- [WORK TO DO]: Look for the string "What" and copy every line that has it.

[START OF DATA SECTION]

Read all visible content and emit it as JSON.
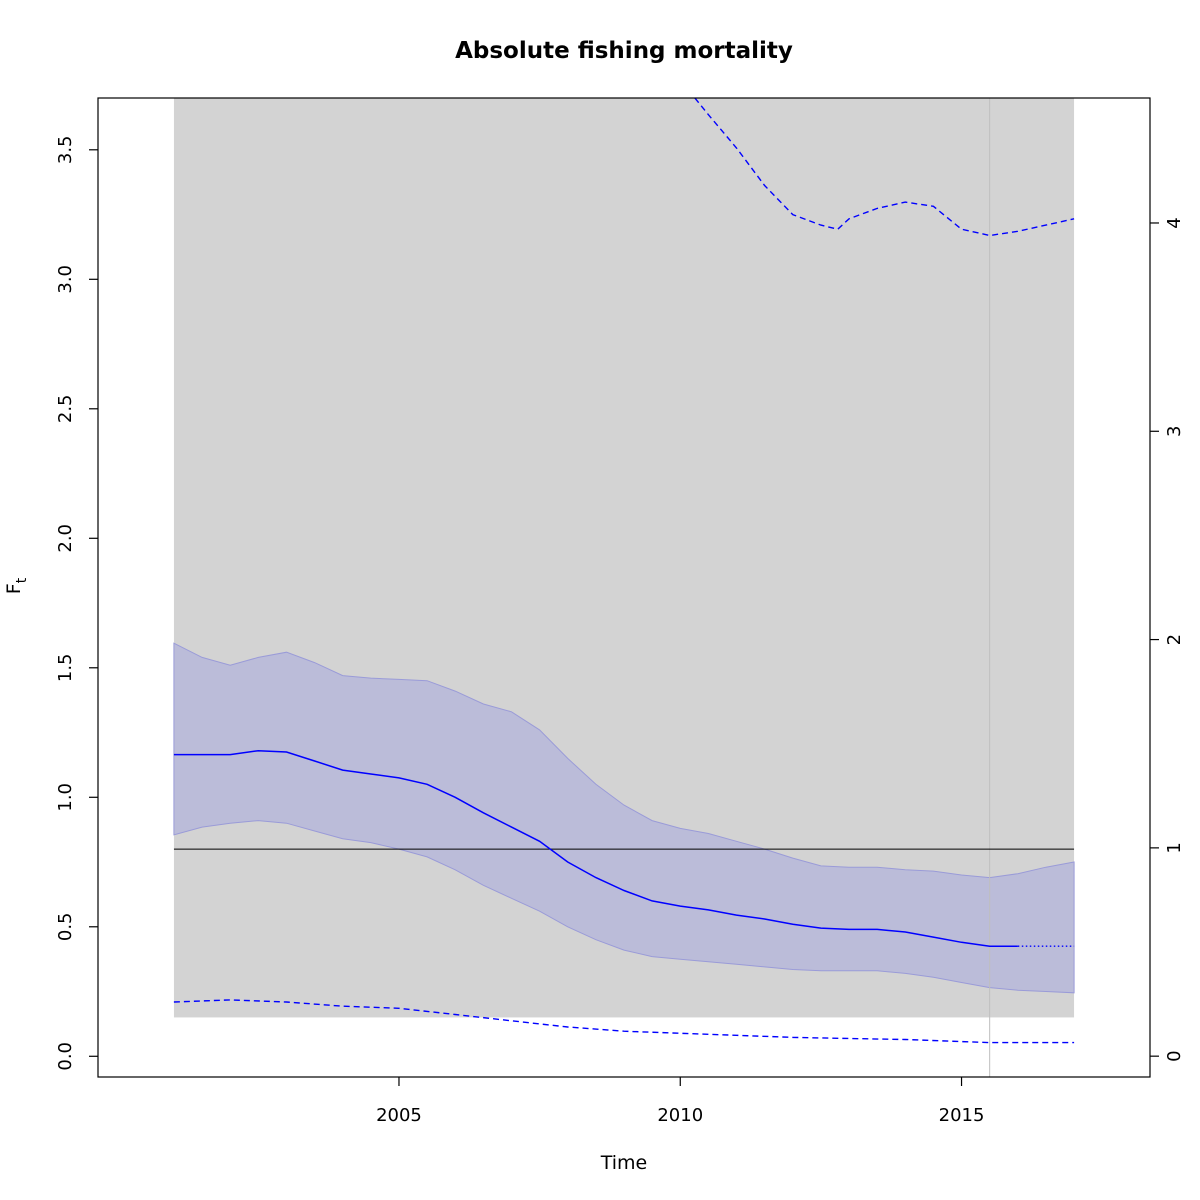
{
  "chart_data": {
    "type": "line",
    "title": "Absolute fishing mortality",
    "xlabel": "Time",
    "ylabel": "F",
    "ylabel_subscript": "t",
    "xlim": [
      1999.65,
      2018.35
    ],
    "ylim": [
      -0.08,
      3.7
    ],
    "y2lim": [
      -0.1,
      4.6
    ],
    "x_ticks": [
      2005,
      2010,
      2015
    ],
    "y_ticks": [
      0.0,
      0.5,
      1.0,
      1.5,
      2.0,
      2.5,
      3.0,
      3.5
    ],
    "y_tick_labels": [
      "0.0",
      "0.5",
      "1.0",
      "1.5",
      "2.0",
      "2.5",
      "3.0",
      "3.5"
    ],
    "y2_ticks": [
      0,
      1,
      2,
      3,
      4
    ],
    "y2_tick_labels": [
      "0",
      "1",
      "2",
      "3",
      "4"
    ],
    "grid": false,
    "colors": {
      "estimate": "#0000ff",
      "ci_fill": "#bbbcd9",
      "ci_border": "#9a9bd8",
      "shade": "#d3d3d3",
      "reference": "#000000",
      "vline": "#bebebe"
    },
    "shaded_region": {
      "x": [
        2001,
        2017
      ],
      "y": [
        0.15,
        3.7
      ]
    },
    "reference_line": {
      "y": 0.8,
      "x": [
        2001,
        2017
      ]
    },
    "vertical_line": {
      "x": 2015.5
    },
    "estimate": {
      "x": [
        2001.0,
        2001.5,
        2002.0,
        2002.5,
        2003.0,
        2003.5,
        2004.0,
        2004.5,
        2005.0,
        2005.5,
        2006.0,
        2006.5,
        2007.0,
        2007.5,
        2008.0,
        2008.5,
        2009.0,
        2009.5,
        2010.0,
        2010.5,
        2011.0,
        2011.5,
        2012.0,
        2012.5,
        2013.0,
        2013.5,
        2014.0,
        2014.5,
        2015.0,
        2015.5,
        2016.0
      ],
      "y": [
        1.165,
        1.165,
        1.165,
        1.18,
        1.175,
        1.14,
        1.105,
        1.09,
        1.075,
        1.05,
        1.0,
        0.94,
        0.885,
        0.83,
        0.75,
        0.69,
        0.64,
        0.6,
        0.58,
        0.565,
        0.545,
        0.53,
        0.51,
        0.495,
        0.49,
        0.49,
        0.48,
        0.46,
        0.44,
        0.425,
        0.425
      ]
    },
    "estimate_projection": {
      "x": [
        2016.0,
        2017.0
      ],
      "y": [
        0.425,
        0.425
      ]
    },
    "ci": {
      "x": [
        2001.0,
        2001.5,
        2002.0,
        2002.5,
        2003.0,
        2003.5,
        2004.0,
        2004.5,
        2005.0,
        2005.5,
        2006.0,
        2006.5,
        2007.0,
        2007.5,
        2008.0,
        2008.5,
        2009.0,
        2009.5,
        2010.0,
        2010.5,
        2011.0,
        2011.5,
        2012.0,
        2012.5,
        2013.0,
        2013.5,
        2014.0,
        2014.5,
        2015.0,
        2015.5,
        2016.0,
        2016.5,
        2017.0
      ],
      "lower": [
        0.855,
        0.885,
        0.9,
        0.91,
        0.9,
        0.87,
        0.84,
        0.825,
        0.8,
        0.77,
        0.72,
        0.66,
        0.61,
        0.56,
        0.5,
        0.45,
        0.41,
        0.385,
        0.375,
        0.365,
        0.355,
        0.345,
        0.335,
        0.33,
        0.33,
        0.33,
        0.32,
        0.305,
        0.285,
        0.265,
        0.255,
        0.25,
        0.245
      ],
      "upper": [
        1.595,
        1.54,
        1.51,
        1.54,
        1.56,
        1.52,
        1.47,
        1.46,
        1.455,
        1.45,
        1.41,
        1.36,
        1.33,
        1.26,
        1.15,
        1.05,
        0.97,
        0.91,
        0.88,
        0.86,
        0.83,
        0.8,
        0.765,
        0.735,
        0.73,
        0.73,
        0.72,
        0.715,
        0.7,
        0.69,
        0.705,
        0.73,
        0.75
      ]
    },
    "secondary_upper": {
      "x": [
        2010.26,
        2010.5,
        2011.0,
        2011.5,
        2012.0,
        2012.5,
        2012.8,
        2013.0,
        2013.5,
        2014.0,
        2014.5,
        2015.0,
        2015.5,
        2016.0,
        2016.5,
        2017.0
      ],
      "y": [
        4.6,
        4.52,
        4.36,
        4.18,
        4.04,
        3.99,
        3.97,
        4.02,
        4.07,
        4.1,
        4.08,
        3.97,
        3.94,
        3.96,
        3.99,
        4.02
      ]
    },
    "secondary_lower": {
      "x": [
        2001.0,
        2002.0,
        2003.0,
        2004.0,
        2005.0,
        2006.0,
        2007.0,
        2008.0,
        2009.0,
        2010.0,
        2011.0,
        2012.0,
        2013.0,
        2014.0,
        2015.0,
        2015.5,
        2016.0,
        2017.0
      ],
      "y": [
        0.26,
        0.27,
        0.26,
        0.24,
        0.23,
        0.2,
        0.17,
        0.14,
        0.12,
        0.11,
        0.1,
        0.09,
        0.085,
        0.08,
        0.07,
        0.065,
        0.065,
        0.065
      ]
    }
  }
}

[END OF DATA SECTION]
[START OF DATA SECTION]

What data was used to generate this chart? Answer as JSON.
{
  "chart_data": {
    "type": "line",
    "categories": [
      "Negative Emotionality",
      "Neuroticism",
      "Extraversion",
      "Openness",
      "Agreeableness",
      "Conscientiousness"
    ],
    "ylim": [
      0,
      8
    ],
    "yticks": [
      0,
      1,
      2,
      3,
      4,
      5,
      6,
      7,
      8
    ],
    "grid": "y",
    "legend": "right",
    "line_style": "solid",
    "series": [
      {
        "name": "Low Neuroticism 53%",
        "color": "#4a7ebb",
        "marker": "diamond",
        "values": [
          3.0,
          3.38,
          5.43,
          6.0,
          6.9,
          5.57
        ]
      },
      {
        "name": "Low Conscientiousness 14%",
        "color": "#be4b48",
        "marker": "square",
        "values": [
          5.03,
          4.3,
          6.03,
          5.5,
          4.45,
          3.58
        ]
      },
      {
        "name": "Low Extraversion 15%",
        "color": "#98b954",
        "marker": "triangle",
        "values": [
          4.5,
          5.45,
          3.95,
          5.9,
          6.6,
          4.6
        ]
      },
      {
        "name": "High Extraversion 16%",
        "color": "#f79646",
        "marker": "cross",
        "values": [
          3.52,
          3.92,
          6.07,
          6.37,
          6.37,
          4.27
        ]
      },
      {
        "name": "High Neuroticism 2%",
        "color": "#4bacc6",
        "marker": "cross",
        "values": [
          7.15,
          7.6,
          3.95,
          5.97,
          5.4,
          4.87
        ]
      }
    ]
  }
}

[END OF DATA SECTION]
[START OF DATA SECTION]

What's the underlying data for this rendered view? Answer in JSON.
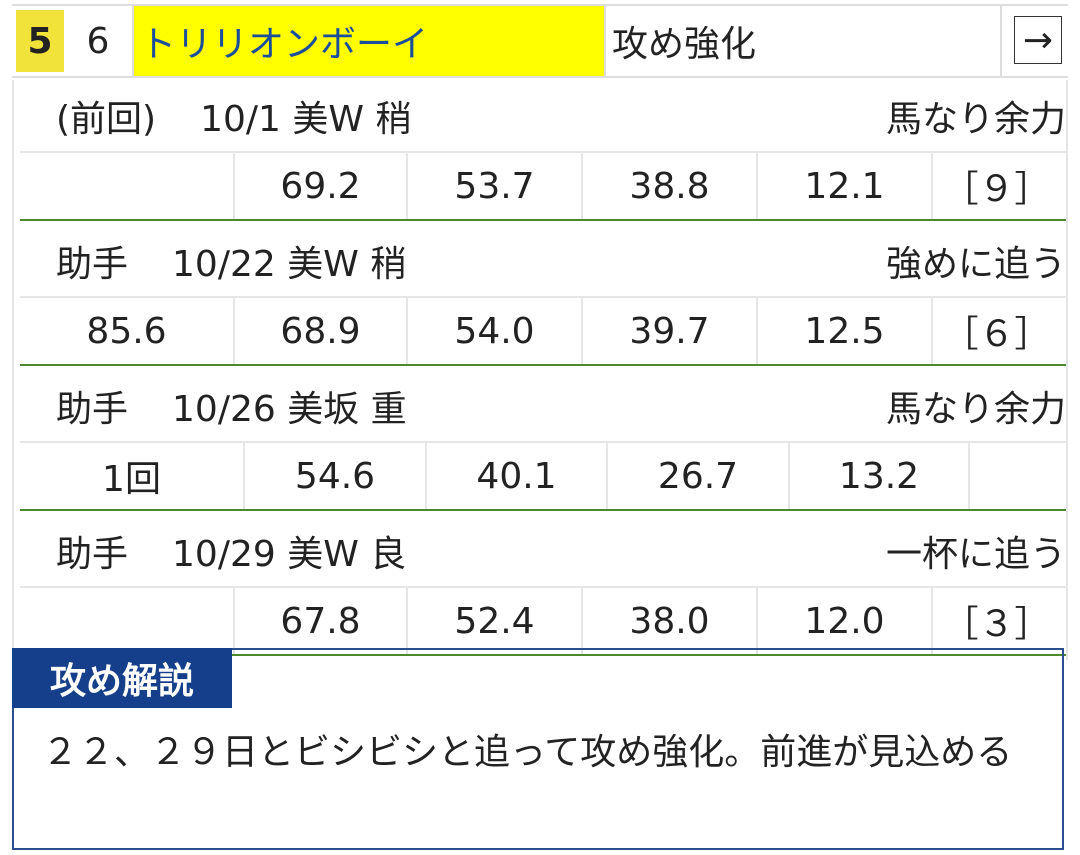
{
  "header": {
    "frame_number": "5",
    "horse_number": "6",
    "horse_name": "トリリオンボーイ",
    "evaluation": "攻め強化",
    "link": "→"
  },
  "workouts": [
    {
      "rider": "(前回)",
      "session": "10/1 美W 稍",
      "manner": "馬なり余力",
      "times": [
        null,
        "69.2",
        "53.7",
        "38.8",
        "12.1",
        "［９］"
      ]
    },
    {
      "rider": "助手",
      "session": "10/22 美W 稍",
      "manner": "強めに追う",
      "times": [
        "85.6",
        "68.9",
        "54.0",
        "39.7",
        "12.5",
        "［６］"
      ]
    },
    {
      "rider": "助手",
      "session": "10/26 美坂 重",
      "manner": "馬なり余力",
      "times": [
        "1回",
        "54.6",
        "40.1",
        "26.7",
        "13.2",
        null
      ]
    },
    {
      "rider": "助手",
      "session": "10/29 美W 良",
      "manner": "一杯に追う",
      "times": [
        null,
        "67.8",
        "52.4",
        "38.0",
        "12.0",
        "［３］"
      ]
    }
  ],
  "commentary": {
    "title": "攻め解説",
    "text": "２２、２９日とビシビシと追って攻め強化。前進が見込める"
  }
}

[END OF DATA SECTION]

- [SOLUTION FOR THIS TASK]:
What data was used to generate this chart? Answer as JSON.
What's the underlying data for this rendered view? Answer in JSON.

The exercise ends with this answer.